(Collected data)

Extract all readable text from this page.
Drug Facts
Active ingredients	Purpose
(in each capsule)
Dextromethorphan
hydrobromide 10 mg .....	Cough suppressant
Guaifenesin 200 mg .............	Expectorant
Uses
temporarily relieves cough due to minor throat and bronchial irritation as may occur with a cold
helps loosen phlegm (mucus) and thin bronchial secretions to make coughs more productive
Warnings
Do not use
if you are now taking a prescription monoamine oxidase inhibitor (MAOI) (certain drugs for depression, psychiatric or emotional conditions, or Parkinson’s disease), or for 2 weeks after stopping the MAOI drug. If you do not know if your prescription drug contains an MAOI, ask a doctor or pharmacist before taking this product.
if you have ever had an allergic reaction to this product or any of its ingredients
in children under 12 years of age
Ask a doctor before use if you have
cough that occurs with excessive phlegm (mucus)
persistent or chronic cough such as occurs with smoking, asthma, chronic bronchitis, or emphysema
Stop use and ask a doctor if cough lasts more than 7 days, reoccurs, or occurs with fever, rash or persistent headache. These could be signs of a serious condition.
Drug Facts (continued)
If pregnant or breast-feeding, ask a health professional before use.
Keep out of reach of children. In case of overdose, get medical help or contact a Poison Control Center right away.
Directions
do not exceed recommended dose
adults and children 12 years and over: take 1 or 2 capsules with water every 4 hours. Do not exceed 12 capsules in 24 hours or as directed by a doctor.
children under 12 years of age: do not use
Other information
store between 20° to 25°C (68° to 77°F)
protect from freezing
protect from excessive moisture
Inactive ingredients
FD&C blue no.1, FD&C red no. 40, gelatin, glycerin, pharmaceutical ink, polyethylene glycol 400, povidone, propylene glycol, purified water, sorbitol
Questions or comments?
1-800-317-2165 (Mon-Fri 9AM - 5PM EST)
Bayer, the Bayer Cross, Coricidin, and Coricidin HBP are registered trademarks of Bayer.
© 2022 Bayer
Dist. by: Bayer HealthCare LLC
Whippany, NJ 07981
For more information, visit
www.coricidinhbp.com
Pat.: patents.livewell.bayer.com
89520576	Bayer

→ **Written task**: Retype all of the entries precisely as they are.

→ **Written solution**:
Extract all readable text from this page.
Drug Facts
Active ingredients	Purpose
(in each capsule)
Dextromethorphan
hydrobromide 10 mg .....	Cough suppressant
Guaifenesin 200 mg .............	Expectorant
Uses
temporarily relieves cough due to minor throat and bronchial irritation as may occur with a cold
helps loosen phlegm (mucus) and thin bronchial secretions to make coughs more productive
Warnings
Do not use
if you are now taking a prescription monoamine oxidase inhibitor (MAOI) (certain drugs for depression, psychiatric or emotional conditions, or Parkinson’s disease), or for 2 weeks after stopping the MAOI drug. If you do not know if your prescription drug contains an MAOI, ask a doctor or pharmacist before taking this product.
if you have ever had an allergic reaction to this product or any of its ingredients
in children under 12 years of age
Ask a doctor before use if you have
cough that occurs with excessive phlegm (mucus)
persistent or chronic cough such as occurs with smoking, asthma, chronic bronchitis, or emphysema
Stop use and ask a doctor if cough lasts more than 7 days, reoccurs, or occurs with fever, rash or persistent headache. These could be signs of a serious condition.
Drug Facts (continued)
If pregnant or breast-feeding, ask a health professional before use.
Keep out of reach of children. In case of overdose, get medical help or contact a Poison Control Center right away.
Directions
do not exceed recommended dose
adults and children 12 years and over: take 1 or 2 capsules with water every 4 hours. Do not exceed 12 capsules in 24 hours or as directed by a doctor.
children under 12 years of age: do not use
Other information
store between 20° to 25°C (68° to 77°F)
protect from freezing
protect from excessive moisture
Inactive ingredients
FD&C blue no.1, FD&C red no. 40, gelatin, glycerin, pharmaceutical ink, polyethylene glycol 400, povidone, propylene glycol, purified water, sorbitol
Questions or comments?
1-800-317-2165 (Mon-Fri 9AM - 5PM EST)
Bayer, the Bayer Cross, Coricidin, and Coricidin HBP are registered trademarks of Bayer.
© 2022 Bayer
Dist. by: Bayer HealthCare LLC
Whippany, NJ 07981
For more information, visit
www.coricidinhbp.com
Pat.: patents.livewell.bayer.com
89520576	Bayer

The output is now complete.